> **DATA TO USE**:
....

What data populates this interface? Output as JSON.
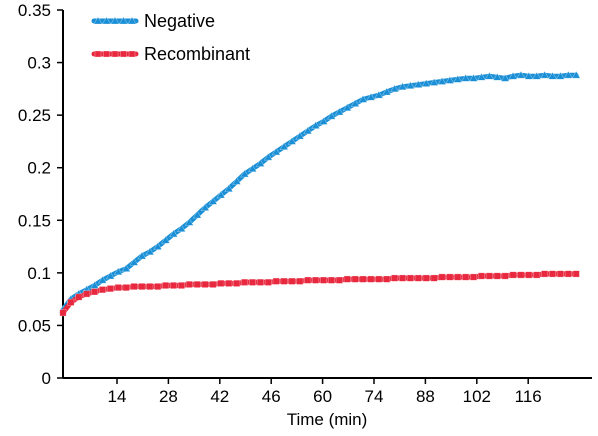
{
  "chart_data": {
    "type": "line",
    "title": "",
    "xlabel": "Time (min)",
    "ylabel": "",
    "xlim": [
      0,
      134
    ],
    "ylim": [
      0,
      0.35
    ],
    "xticks": [
      14,
      28,
      42,
      46,
      60,
      74,
      88,
      102,
      116
    ],
    "yticks": [
      0,
      0.05,
      0.1,
      0.15,
      0.2,
      0.25,
      0.3,
      0.35
    ],
    "ytick_labels": [
      "0",
      "0.05",
      "0.1",
      "0.15",
      "0.2",
      "0.25",
      "0.3",
      "0.35"
    ],
    "grid": false,
    "legend_position": "top-left",
    "series": [
      {
        "name": "Negative",
        "color": "#1a8fd6",
        "marker": "triangle",
        "x": [
          0,
          2,
          4,
          6,
          8,
          10,
          12,
          14,
          16,
          18,
          20,
          22,
          24,
          26,
          28,
          30,
          32,
          34,
          36,
          38,
          40,
          42,
          44,
          46,
          48,
          50,
          52,
          54,
          56,
          58,
          60,
          62,
          64,
          66,
          68,
          70,
          72,
          74,
          76,
          78,
          80,
          82,
          84,
          86,
          88,
          90,
          92,
          94,
          96,
          98,
          100,
          102,
          104,
          106,
          108,
          110,
          112,
          114,
          116,
          118,
          120,
          122,
          124,
          126,
          128,
          130
        ],
        "y": [
          0.065,
          0.075,
          0.08,
          0.084,
          0.088,
          0.093,
          0.097,
          0.101,
          0.104,
          0.11,
          0.116,
          0.12,
          0.125,
          0.131,
          0.137,
          0.142,
          0.148,
          0.155,
          0.162,
          0.168,
          0.174,
          0.18,
          0.187,
          0.194,
          0.199,
          0.204,
          0.21,
          0.215,
          0.22,
          0.225,
          0.23,
          0.235,
          0.24,
          0.244,
          0.249,
          0.253,
          0.257,
          0.261,
          0.265,
          0.267,
          0.269,
          0.272,
          0.275,
          0.277,
          0.278,
          0.279,
          0.28,
          0.281,
          0.282,
          0.283,
          0.284,
          0.285,
          0.285,
          0.286,
          0.287,
          0.286,
          0.285,
          0.287,
          0.288,
          0.287,
          0.287,
          0.288,
          0.287,
          0.287,
          0.288,
          0.288
        ]
      },
      {
        "name": "Recombinant",
        "color": "#e8283e",
        "marker": "square",
        "x": [
          0,
          2,
          4,
          6,
          8,
          10,
          12,
          14,
          16,
          18,
          20,
          22,
          24,
          26,
          28,
          30,
          32,
          34,
          36,
          38,
          40,
          42,
          44,
          46,
          48,
          50,
          52,
          54,
          56,
          58,
          60,
          62,
          64,
          66,
          68,
          70,
          72,
          74,
          76,
          78,
          80,
          82,
          84,
          86,
          88,
          90,
          92,
          94,
          96,
          98,
          100,
          102,
          104,
          106,
          108,
          110,
          112,
          114,
          116,
          118,
          120,
          122,
          124,
          126,
          128,
          130
        ],
        "y": [
          0.062,
          0.072,
          0.077,
          0.08,
          0.082,
          0.084,
          0.085,
          0.086,
          0.086,
          0.087,
          0.087,
          0.087,
          0.087,
          0.088,
          0.088,
          0.088,
          0.089,
          0.089,
          0.089,
          0.089,
          0.09,
          0.09,
          0.09,
          0.091,
          0.091,
          0.091,
          0.091,
          0.092,
          0.092,
          0.092,
          0.092,
          0.093,
          0.093,
          0.093,
          0.093,
          0.093,
          0.094,
          0.094,
          0.094,
          0.094,
          0.094,
          0.094,
          0.095,
          0.095,
          0.095,
          0.095,
          0.095,
          0.095,
          0.096,
          0.096,
          0.096,
          0.096,
          0.096,
          0.097,
          0.097,
          0.097,
          0.097,
          0.098,
          0.098,
          0.098,
          0.098,
          0.099,
          0.099,
          0.099,
          0.099,
          0.099
        ]
      }
    ]
  }
}
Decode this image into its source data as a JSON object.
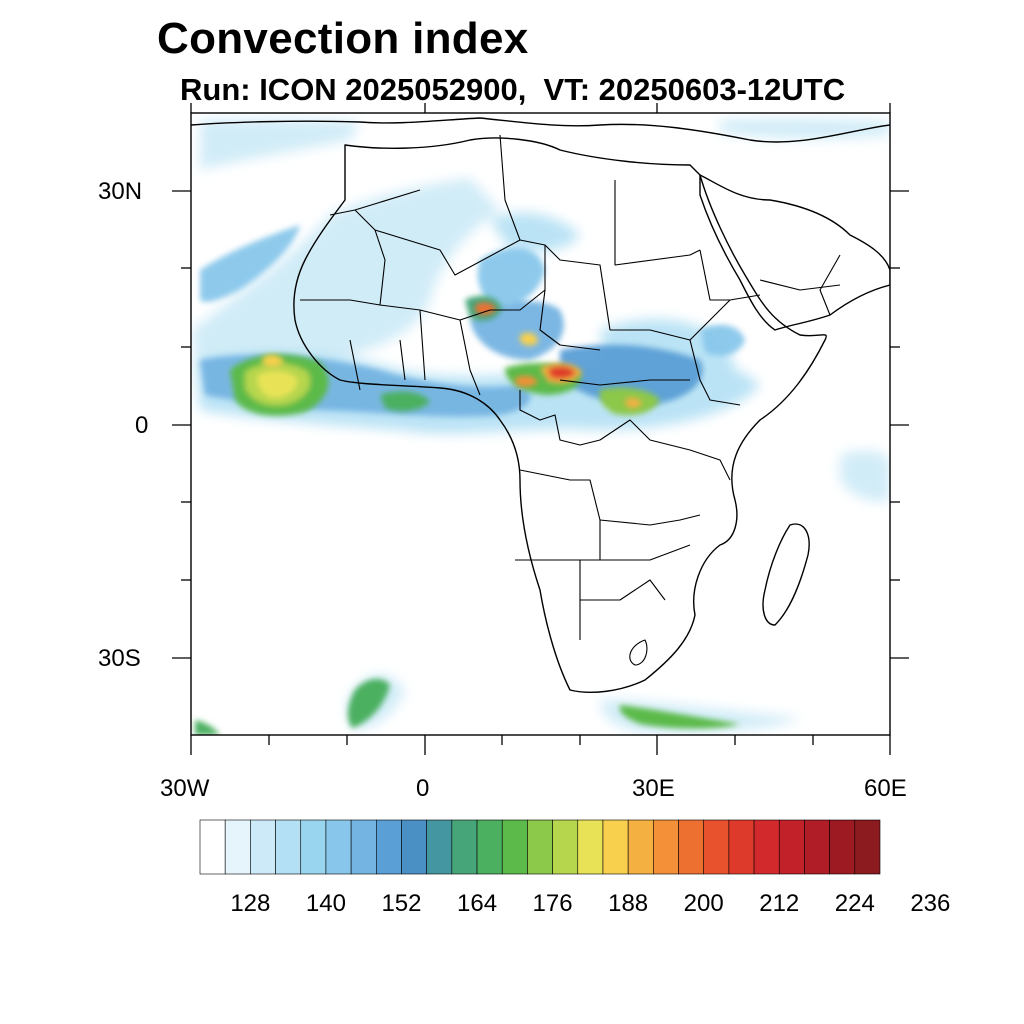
{
  "title": "Convection index",
  "subtitle": "Run: ICON 2025052900,  VT: 20250603-12UTC",
  "axes": {
    "lat_labels": [
      "30N",
      "0",
      "30S"
    ],
    "lat_values": [
      30,
      0,
      -30
    ],
    "lon_labels": [
      "30W",
      "0",
      "30E",
      "60E"
    ],
    "lon_values": [
      -30,
      0,
      30,
      60
    ],
    "lon_range": [
      -30,
      60
    ],
    "lat_range": [
      -40,
      40
    ]
  },
  "colorbar": {
    "labels": [
      "128",
      "140",
      "152",
      "164",
      "176",
      "188",
      "200",
      "212",
      "224",
      "236"
    ],
    "colors": [
      "#ffffff",
      "#e6f4fb",
      "#cceaf7",
      "#b3e0f4",
      "#9ad5f0",
      "#88c7eb",
      "#74b4e2",
      "#5a9fd6",
      "#4a90c4",
      "#4496a0",
      "#46a67a",
      "#4bb060",
      "#5cba4a",
      "#8cc84a",
      "#b6d64e",
      "#e8e356",
      "#f8d04e",
      "#f5b042",
      "#f39038",
      "#ee7030",
      "#e8522c",
      "#de3a2c",
      "#d22a2c",
      "#c2212a",
      "#b01d26",
      "#9e1a22",
      "#8b1b1f"
    ]
  },
  "chart_data": {
    "type": "heatmap",
    "title": "Convection index",
    "subtitle": "Run: ICON 2025052900,  VT: 20250603-12UTC",
    "region": "Africa and adjacent oceans",
    "lon_range": [
      -30,
      60
    ],
    "lat_range": [
      -40,
      40
    ],
    "colorbar_levels": [
      128,
      140,
      152,
      164,
      176,
      188,
      200,
      212,
      224,
      236
    ],
    "notable_maxima": [
      {
        "description": "Atlantic off West Africa",
        "lon": -22,
        "lat": 4,
        "value_range": [
          176,
          200
        ]
      },
      {
        "description": "Central Africa (Chad/CAR)",
        "lon": 18,
        "lat": 7,
        "value_range": [
          188,
          224
        ]
      },
      {
        "description": "Nigeria / Niger",
        "lon": 7,
        "lat": 15,
        "value_range": [
          176,
          212
        ]
      }
    ]
  }
}
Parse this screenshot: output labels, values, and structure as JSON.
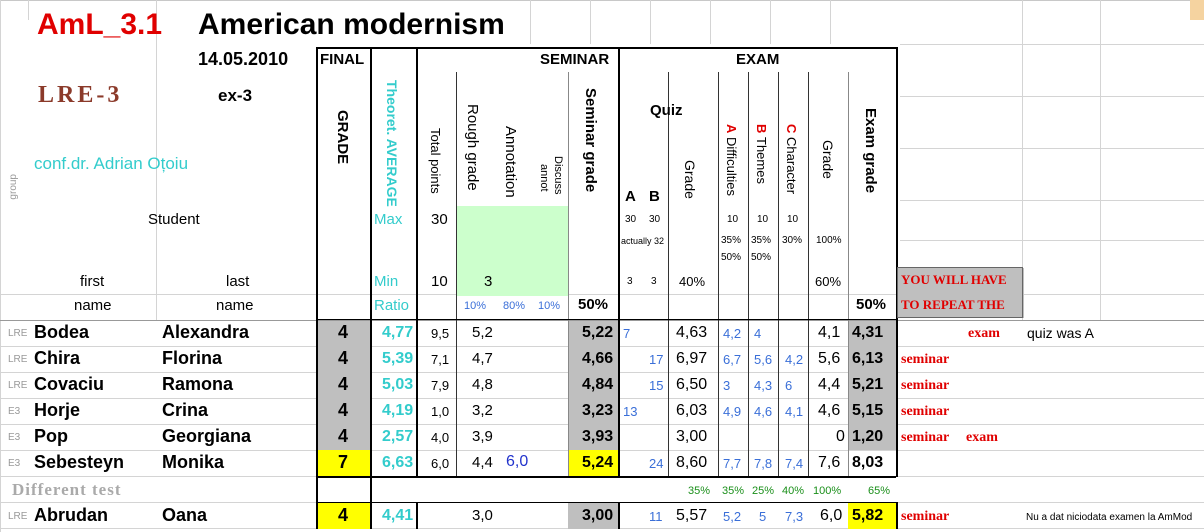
{
  "header": {
    "code": "AmL_3.1",
    "title": "American modernism",
    "date": "14.05.2010",
    "group_code": "LRE-3",
    "ex": "ex-3",
    "teacher": "conf.dr. Adrian Oțoiu",
    "group_label": "group",
    "student_label": "Student",
    "first_label1": "first",
    "first_label2": "name",
    "last_label1": "last",
    "last_label2": "name"
  },
  "columns": {
    "final": "FINAL",
    "grade": "GRADE",
    "theoret": "Theoret. AVERAGE",
    "seminar": "SEMINAR",
    "total_points": "Total points",
    "rough_grade": "Rough grade",
    "annotation": "Annotation",
    "discuss1": "Discuss",
    "discuss2": "annot",
    "seminar_grade": "Seminar grade",
    "exam": "EXAM",
    "quiz": "Quiz",
    "quiz_a": "A",
    "quiz_b": "B",
    "quiz_grade": "Grade",
    "difficulties_letter": "A",
    "difficulties": "Difficulties",
    "themes_letter": "B",
    "themes": "Themes",
    "character_letter": "C",
    "character": "Character",
    "exam_sub_grade": "Grade",
    "exam_grade": "Exam grade"
  },
  "params": {
    "max_label": "Max",
    "max_value": "30",
    "min_label": "Min",
    "min_value": "10",
    "min_rough": "3",
    "ratio_label": "Ratio",
    "ratio_rough": "10%",
    "ratio_annot": "80%",
    "ratio_disc": "10%",
    "seminar_pct": "50%",
    "quiz_a_max": "30",
    "quiz_b_max": "30",
    "quiz_actually": "actually 32",
    "quiz_a_min": "3",
    "quiz_b_min": "3",
    "quiz_pct": "40%",
    "diff_max": "10",
    "themes_max": "10",
    "char_max": "10",
    "diff_pct": "35%",
    "themes_pct": "35%",
    "char_pct": "30%",
    "diff_pct2": "50%",
    "themes_pct2": "50%",
    "grade_max": "100%",
    "grade_min": "60%",
    "exam_pct": "50%",
    "repeat_text1": "YOU WILL HAVE",
    "repeat_text2": "TO REPEAT THE"
  },
  "rows": [
    {
      "grp": "LRE",
      "first": "Bodea",
      "last": "Alexandra",
      "grade": "4",
      "avg": "4,77",
      "tp": "9,5",
      "rough": "5,2",
      "annot": "",
      "sem": "5,22",
      "qa": "7",
      "qb": "",
      "qg": "4,63",
      "d": "4,2",
      "t": "4",
      "ch": "",
      "eg": "4,1",
      "exam": "4,31",
      "r1": "",
      "r2": "exam",
      "note": "quiz was A"
    },
    {
      "grp": "LRE",
      "first": "Chira",
      "last": "Florina",
      "grade": "4",
      "avg": "5,39",
      "tp": "7,1",
      "rough": "4,7",
      "annot": "",
      "sem": "4,66",
      "qa": "",
      "qb": "17",
      "qg": "6,97",
      "d": "6,7",
      "t": "5,6",
      "ch": "4,2",
      "eg": "5,6",
      "exam": "6,13",
      "r1": "seminar",
      "r2": "",
      "note": ""
    },
    {
      "grp": "LRE",
      "first": "Covaciu",
      "last": "Ramona",
      "grade": "4",
      "avg": "5,03",
      "tp": "7,9",
      "rough": "4,8",
      "annot": "",
      "sem": "4,84",
      "qa": "",
      "qb": "15",
      "qg": "6,50",
      "d": "3",
      "t": "4,3",
      "ch": "6",
      "eg": "4,4",
      "exam": "5,21",
      "r1": "seminar",
      "r2": "",
      "note": ""
    },
    {
      "grp": "E3",
      "first": "Horje",
      "last": "Crina",
      "grade": "4",
      "avg": "4,19",
      "tp": "1,0",
      "rough": "3,2",
      "annot": "",
      "sem": "3,23",
      "qa": "13",
      "qb": "",
      "qg": "6,03",
      "d": "4,9",
      "t": "4,6",
      "ch": "4,1",
      "eg": "4,6",
      "exam": "5,15",
      "r1": "seminar",
      "r2": "",
      "note": ""
    },
    {
      "grp": "E3",
      "first": "Pop",
      "last": "Georgiana",
      "grade": "4",
      "avg": "2,57",
      "tp": "4,0",
      "rough": "3,9",
      "annot": "",
      "sem": "3,93",
      "qa": "",
      "qb": "",
      "qg": "3,00",
      "d": "",
      "t": "",
      "ch": "",
      "eg": "0",
      "exam": "1,20",
      "r1": "seminar",
      "r2": "exam",
      "note": ""
    },
    {
      "grp": "E3",
      "first": "Sebesteyn",
      "last": "Monika",
      "grade": "7",
      "avg": "6,63",
      "tp": "6,0",
      "rough": "4,4",
      "annot": "6,0",
      "sem": "5,24",
      "qa": "",
      "qb": "24",
      "qg": "8,60",
      "d": "7,7",
      "t": "7,8",
      "ch": "7,4",
      "eg": "7,6",
      "exam": "8,03",
      "r1": "",
      "r2": "",
      "note": ""
    }
  ],
  "different_test": {
    "label": "Different test",
    "pct1": "35%",
    "pct2": "35%",
    "pct3": "25%",
    "pct4": "40%",
    "pct5": "100%",
    "pct6": "65%"
  },
  "last_row": {
    "grp": "LRE",
    "first": "Abrudan",
    "last": "Oana",
    "grade": "4",
    "avg": "4,41",
    "rough": "3,0",
    "sem": "3,00",
    "qb": "11",
    "qg": "5,57",
    "d": "5,2",
    "t": "5",
    "ch": "7,3",
    "eg": "6,0",
    "exam": "5,82",
    "r1": "seminar",
    "note": "Nu a dat niciodata examen la AmMod"
  }
}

....

> **EXERCISE**:
Return every line containing "this".

> **CORRECT RESPONSE**:
What data populates this interface? Output as JSON.
Decode this image into its source data as a JSON object.
Parse this screenshot: output labels, values, and structure as JSON.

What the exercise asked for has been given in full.